Collected data
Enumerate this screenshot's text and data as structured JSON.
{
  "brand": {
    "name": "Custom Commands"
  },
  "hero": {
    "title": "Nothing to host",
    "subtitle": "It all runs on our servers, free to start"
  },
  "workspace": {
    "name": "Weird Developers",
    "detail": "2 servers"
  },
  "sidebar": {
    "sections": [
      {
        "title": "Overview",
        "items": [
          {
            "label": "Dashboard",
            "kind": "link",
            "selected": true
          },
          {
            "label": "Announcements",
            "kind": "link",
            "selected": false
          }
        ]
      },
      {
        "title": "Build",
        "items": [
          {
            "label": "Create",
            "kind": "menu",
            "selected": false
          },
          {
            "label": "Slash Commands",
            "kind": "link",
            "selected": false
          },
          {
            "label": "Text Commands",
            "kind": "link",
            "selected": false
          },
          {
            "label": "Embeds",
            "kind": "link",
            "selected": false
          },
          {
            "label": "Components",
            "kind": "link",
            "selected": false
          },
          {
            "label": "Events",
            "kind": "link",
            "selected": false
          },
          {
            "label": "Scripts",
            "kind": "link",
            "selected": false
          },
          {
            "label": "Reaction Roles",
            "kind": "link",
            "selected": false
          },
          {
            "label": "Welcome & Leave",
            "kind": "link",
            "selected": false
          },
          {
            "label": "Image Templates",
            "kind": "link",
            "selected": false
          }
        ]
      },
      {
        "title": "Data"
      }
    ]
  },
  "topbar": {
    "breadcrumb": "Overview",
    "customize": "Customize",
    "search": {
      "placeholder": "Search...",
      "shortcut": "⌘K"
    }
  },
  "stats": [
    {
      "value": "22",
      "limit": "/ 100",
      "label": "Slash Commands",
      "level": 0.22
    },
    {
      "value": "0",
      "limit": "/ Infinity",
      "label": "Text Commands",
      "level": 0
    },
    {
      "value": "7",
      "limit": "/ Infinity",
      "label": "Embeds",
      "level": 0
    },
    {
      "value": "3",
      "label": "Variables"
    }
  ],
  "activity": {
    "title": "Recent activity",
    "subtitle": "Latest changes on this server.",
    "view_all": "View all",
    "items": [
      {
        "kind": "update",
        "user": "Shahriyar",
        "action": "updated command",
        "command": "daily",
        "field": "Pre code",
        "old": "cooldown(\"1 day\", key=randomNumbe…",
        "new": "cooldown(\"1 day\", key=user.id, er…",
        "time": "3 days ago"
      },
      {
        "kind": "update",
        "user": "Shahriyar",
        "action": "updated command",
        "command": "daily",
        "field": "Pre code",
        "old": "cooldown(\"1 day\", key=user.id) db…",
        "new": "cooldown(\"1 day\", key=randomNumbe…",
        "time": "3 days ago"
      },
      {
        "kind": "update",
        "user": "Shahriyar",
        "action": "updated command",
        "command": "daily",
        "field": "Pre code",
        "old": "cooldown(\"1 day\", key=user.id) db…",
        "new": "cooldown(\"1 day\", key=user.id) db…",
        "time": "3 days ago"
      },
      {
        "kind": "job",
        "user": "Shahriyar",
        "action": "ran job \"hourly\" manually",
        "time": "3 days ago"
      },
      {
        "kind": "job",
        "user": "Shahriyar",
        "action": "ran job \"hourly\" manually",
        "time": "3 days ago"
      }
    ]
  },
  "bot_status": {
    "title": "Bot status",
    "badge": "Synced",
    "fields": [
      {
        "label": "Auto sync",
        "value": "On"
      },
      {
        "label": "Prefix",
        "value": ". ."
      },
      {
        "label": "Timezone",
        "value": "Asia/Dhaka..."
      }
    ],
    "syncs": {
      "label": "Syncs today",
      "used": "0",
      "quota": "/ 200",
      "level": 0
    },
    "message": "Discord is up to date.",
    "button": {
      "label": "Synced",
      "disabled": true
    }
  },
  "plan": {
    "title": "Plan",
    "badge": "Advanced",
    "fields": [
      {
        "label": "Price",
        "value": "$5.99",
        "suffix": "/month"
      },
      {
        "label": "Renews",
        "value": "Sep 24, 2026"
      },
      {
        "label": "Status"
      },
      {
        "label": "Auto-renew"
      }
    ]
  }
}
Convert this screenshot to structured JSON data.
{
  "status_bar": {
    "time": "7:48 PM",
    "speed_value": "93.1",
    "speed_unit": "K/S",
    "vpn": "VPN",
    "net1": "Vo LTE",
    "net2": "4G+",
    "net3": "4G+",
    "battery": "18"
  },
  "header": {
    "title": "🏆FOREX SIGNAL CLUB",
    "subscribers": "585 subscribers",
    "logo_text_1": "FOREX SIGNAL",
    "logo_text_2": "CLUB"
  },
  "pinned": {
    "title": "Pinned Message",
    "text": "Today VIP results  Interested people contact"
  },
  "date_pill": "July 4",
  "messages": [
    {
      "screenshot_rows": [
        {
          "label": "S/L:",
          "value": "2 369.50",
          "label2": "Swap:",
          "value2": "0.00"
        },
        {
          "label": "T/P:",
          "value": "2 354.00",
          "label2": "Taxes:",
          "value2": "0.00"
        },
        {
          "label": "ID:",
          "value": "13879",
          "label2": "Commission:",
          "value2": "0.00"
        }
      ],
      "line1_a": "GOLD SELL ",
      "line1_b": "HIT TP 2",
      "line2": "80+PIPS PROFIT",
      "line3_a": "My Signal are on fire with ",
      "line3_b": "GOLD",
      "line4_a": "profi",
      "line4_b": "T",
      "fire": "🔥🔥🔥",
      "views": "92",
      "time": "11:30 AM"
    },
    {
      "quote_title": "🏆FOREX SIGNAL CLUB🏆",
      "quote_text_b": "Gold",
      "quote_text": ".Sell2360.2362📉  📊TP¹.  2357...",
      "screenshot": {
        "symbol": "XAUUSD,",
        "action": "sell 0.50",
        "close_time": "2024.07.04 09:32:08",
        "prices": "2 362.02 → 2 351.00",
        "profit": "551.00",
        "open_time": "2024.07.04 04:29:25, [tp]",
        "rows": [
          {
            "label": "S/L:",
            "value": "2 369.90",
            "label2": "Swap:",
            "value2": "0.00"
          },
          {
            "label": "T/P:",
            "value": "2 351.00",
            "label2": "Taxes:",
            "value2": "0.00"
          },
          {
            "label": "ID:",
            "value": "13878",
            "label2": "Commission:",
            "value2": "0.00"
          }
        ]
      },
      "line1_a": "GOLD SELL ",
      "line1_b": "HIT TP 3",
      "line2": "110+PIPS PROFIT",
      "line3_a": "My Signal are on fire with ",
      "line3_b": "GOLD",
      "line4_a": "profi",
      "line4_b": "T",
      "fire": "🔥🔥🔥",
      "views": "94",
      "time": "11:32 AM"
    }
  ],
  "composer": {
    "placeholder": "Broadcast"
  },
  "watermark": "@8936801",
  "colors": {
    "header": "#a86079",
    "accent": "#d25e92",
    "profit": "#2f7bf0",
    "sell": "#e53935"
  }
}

- **Objective**: Show all lines in the entries above where the word "FOREX" appears.

- **Response**:
    "title": "🏆FOREX SIGNAL CLUB",
    "logo_text_1": "FOREX SIGNAL",
      "quote_title": "🏆FOREX SIGNAL CLUB🏆",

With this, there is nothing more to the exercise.